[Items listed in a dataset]
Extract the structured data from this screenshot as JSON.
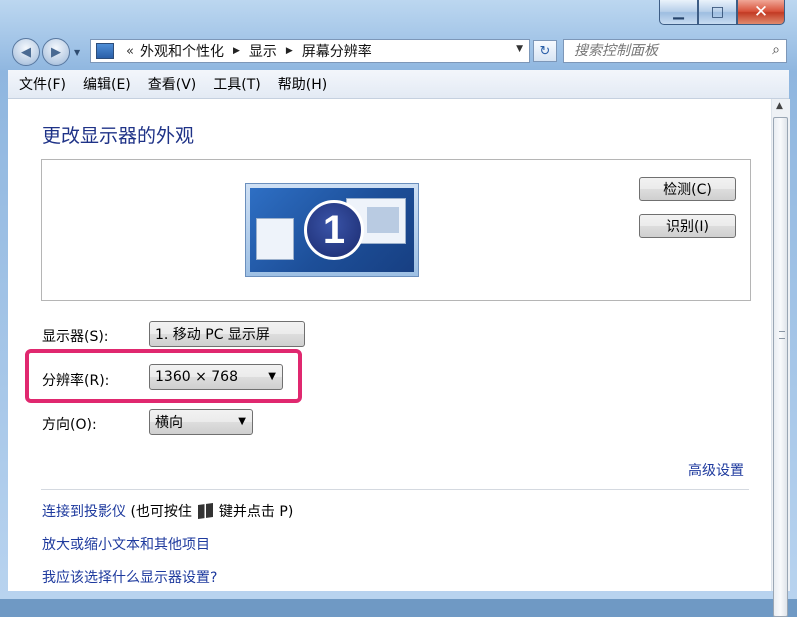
{
  "window": {
    "minimize_glyph": "▁",
    "maximize_glyph": "□",
    "close_glyph": "✕"
  },
  "nav": {
    "back_glyph": "◀",
    "forward_glyph": "▶",
    "breadcrumb_chevron": "«",
    "breadcrumb": [
      "外观和个性化",
      "显示",
      "屏幕分辨率"
    ],
    "crumb_sep": "▶",
    "refresh_glyph": "↻",
    "search_placeholder": "搜索控制面板",
    "search_icon": "search-icon",
    "search_glyph": "⌕"
  },
  "menu": {
    "items": [
      "文件(F)",
      "编辑(E)",
      "查看(V)",
      "工具(T)",
      "帮助(H)"
    ]
  },
  "main": {
    "heading": "更改显示器的外观",
    "monitor_number": "1",
    "detect_label": "检测(C)",
    "identify_label": "识别(I)",
    "display_label": "显示器(S):",
    "display_value": "1. 移动 PC 显示屏",
    "resolution_label": "分辨率(R):",
    "resolution_value": "1360 × 768",
    "orientation_label": "方向(O):",
    "orientation_value": "横向",
    "dropdown_arrow": "▼",
    "advanced_link": "高级设置",
    "projector_link": "连接到投影仪",
    "projector_hint_before": "(也可按住",
    "projector_hint_after": "键并点击 P)",
    "zoom_link": "放大或缩小文本和其他项目",
    "help_link": "我应该选择什么显示器设置?"
  },
  "colors": {
    "link": "#1e3a9e",
    "heading": "#1e3287",
    "highlight": "#e0286f"
  }
}
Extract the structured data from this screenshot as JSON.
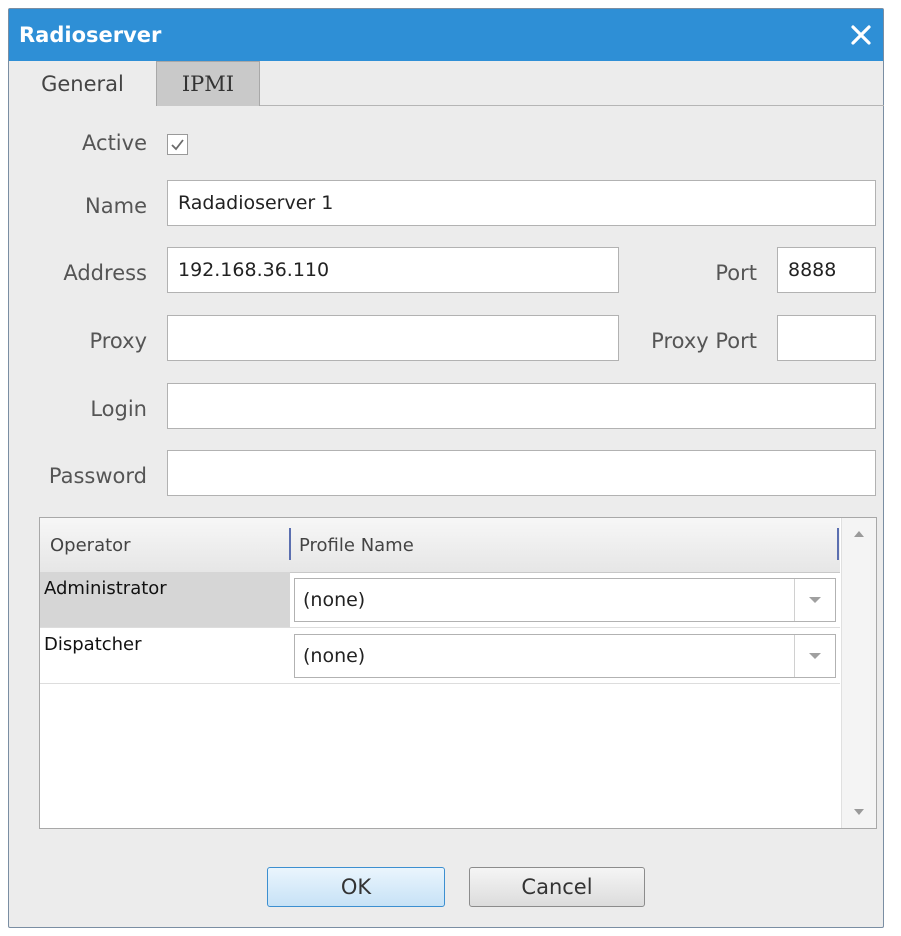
{
  "window": {
    "title": "Radioserver",
    "close_icon": "close-icon"
  },
  "tabs": [
    {
      "label": "General",
      "active": true
    },
    {
      "label": "IPMI",
      "active": false
    }
  ],
  "form": {
    "active_label": "Active",
    "active_checked": true,
    "name_label": "Name",
    "name_value": "Radadioserver 1",
    "address_label": "Address",
    "address_value": "192.168.36.110",
    "port_label": "Port",
    "port_value": "8888",
    "proxy_label": "Proxy",
    "proxy_value": "",
    "proxy_port_label": "Proxy Port",
    "proxy_port_value": "",
    "login_label": "Login",
    "login_value": "",
    "password_label": "Password",
    "password_value": ""
  },
  "grid": {
    "columns": [
      "Operator",
      "Profile Name"
    ],
    "rows": [
      {
        "operator": "Administrator",
        "profile": "(none)",
        "selected": true
      },
      {
        "operator": "Dispatcher",
        "profile": "(none)",
        "selected": false
      }
    ]
  },
  "buttons": {
    "ok": "OK",
    "cancel": "Cancel"
  },
  "colors": {
    "titlebar": "#2e8fd6",
    "ok_border": "#3c8fd0"
  }
}
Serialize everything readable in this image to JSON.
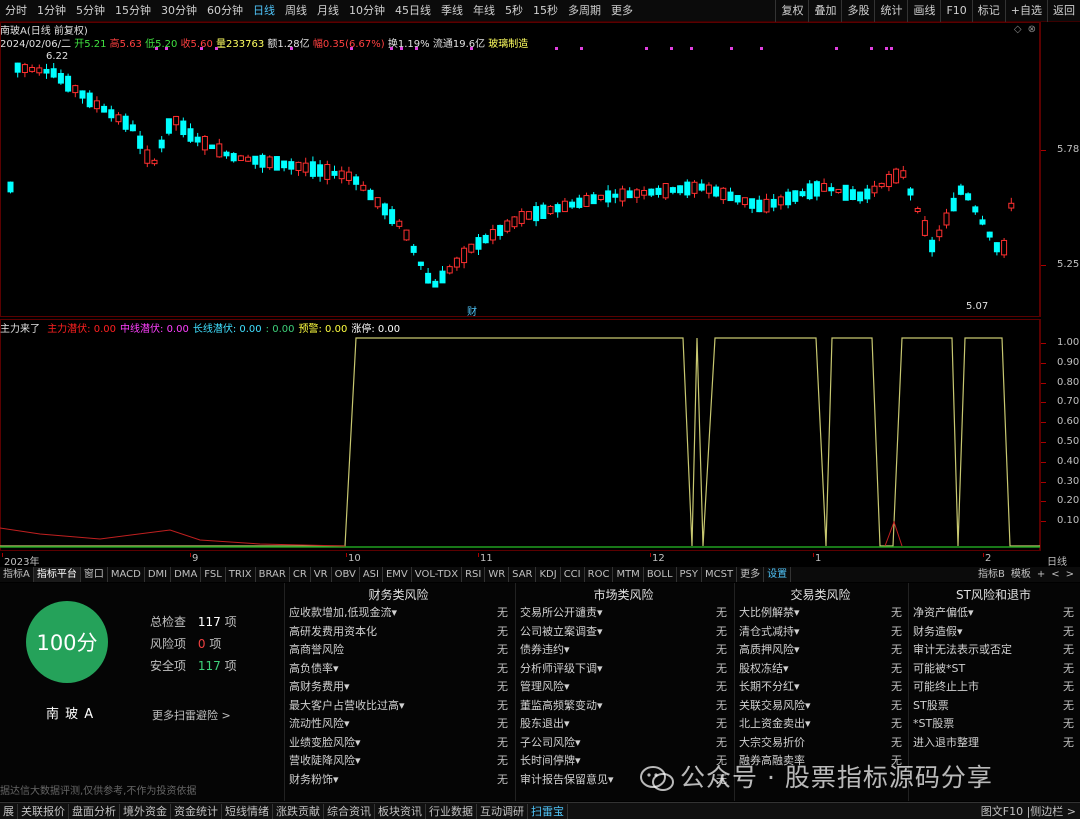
{
  "toolbar": {
    "periods": [
      "分时",
      "1分钟",
      "5分钟",
      "15分钟",
      "30分钟",
      "60分钟",
      "日线",
      "周线",
      "月线",
      "10分钟",
      "45日线",
      "季线",
      "年线",
      "5秒",
      "15秒",
      "多周期",
      "更多"
    ],
    "active_period": "日线",
    "right_buttons": [
      "复权",
      "叠加",
      "多股",
      "统计",
      "画线",
      "F10",
      "标记",
      "+自选",
      "返回"
    ]
  },
  "quote": {
    "name": "南玻A(日线 前复权)",
    "date": "2024/02/06/二",
    "open": "开5.21",
    "high": "高5.63",
    "low": "低5.20",
    "close": "收5.60",
    "volume": "量233763",
    "amount": "额1.28亿",
    "change": "幅0.35(6.67%)",
    "turnover": "换1.19%",
    "float": "流通19.6亿",
    "sector": "玻璃制造"
  },
  "chart_marks": {
    "price_high_label": "6.22",
    "price_low_label": "5.07",
    "finance_mark": "财"
  },
  "price_axis": [
    "5.78",
    "5.25"
  ],
  "indicator": {
    "name": "主力来了",
    "items": [
      {
        "label": "主力潜伏: 0.00",
        "color": "#ff2020"
      },
      {
        "label": "中线潜伏: 0.00",
        "color": "#ff40ff"
      },
      {
        "label": "长线潜伏: 0.00",
        "color": "#40e0ff"
      },
      {
        "label": ": 0.00",
        "color": "#3ed07a"
      },
      {
        "label": "预警: 0.00",
        "color": "#ffff40"
      },
      {
        "label": "涨停: 0.00",
        "color": "#ffffff"
      }
    ],
    "axis": [
      "1.00",
      "0.90",
      "0.80",
      "0.70",
      "0.60",
      "0.50",
      "0.40",
      "0.30",
      "0.20",
      "0.10"
    ]
  },
  "date_axis": {
    "labels": [
      "2023年",
      "9",
      "10",
      "11",
      "12",
      "1",
      "2"
    ],
    "right": "日线"
  },
  "indicator_tabs": [
    "指标A",
    "指标平台",
    "窗口",
    "MACD",
    "DMI",
    "DMA",
    "FSL",
    "TRIX",
    "BRAR",
    "CR",
    "VR",
    "OBV",
    "ASI",
    "EMV",
    "VOL-TDX",
    "RSI",
    "WR",
    "SAR",
    "KDJ",
    "CCI",
    "ROC",
    "MTM",
    "BOLL",
    "PSY",
    "MCST",
    "更多",
    "设置"
  ],
  "indicator_tabs_right": [
    "指标B",
    "模板",
    "+",
    "<",
    ">"
  ],
  "scan": {
    "score": "100分",
    "total_label": "总检查",
    "total_value": "117",
    "risk_label": "风险项",
    "risk_value": "0",
    "safe_label": "安全项",
    "safe_value": "117",
    "unit": "项",
    "stock_name": "南 玻 A",
    "more_link": "更多扫雷避险 >",
    "disclaimer": "据达信大数据评测,仅供参考,不作为投资依据",
    "columns": [
      {
        "title": "财务类风险",
        "items": [
          {
            "label": "应收款增加,低现金流▾",
            "value": "无"
          },
          {
            "label": "高研发费用资本化",
            "value": "无"
          },
          {
            "label": "高商誉风险",
            "value": "无"
          },
          {
            "label": "高负债率▾",
            "value": "无"
          },
          {
            "label": "高财务费用▾",
            "value": "无"
          },
          {
            "label": "最大客户占营收比过高▾",
            "value": "无"
          },
          {
            "label": "流动性风险▾",
            "value": "无"
          },
          {
            "label": "业绩变脸风险▾",
            "value": "无"
          },
          {
            "label": "营收陡降风险▾",
            "value": "无"
          },
          {
            "label": "财务粉饰▾",
            "value": "无"
          }
        ]
      },
      {
        "title": "市场类风险",
        "items": [
          {
            "label": "交易所公开谴责▾",
            "value": "无"
          },
          {
            "label": "公司被立案调查▾",
            "value": "无"
          },
          {
            "label": "债券违约▾",
            "value": "无"
          },
          {
            "label": "分析师评级下调▾",
            "value": "无"
          },
          {
            "label": "管理风险▾",
            "value": "无"
          },
          {
            "label": "董监高频繁变动▾",
            "value": "无"
          },
          {
            "label": "股东退出▾",
            "value": "无"
          },
          {
            "label": "子公司风险▾",
            "value": "无"
          },
          {
            "label": "长时间停牌▾",
            "value": "无"
          },
          {
            "label": "审计报告保留意见▾",
            "value": "无"
          }
        ]
      },
      {
        "title": "交易类风险",
        "items": [
          {
            "label": "大比例解禁▾",
            "value": "无"
          },
          {
            "label": "清仓式减持▾",
            "value": "无"
          },
          {
            "label": "高质押风险▾",
            "value": "无"
          },
          {
            "label": "股权冻结▾",
            "value": "无"
          },
          {
            "label": "长期不分红▾",
            "value": "无"
          },
          {
            "label": "关联交易风险▾",
            "value": "无"
          },
          {
            "label": "北上资金卖出▾",
            "value": "无"
          },
          {
            "label": "大宗交易折价",
            "value": "无"
          },
          {
            "label": "融券高融卖率",
            "value": "无"
          }
        ]
      },
      {
        "title": "ST风险和退市",
        "items": [
          {
            "label": "净资产偏低▾",
            "value": "无"
          },
          {
            "label": "财务造假▾",
            "value": "无"
          },
          {
            "label": "审计无法表示或否定",
            "value": "无"
          },
          {
            "label": "可能被*ST",
            "value": "无"
          },
          {
            "label": "可能终止上市",
            "value": "无"
          },
          {
            "label": "ST股票",
            "value": "无"
          },
          {
            "label": "*ST股票",
            "value": "无"
          },
          {
            "label": "进入退市整理",
            "value": "无"
          }
        ]
      }
    ]
  },
  "bottom_tabs": [
    "展",
    "关联报价",
    "盘面分析",
    "境外资金",
    "资金统计",
    "短线情绪",
    "涨跌贡献",
    "综合资讯",
    "板块资讯",
    "行业数据",
    "互动调研",
    "扫雷宝"
  ],
  "bottom_active": "扫雷宝",
  "bottom_right": "图文F10 |侧边栏 >",
  "watermark": "公众号 · 股票指标源码分享",
  "colors": {
    "up": "#ff3030",
    "down": "#00ffff",
    "line_yellow": "#c8c870",
    "line_green": "#20a020",
    "border": "#5a0000",
    "accent": "#4fc3f7",
    "score_green": "#25a25a"
  }
}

What you should do:
How many lines in the records above contain the word "icon"? Give only the number.

Finished answer:
2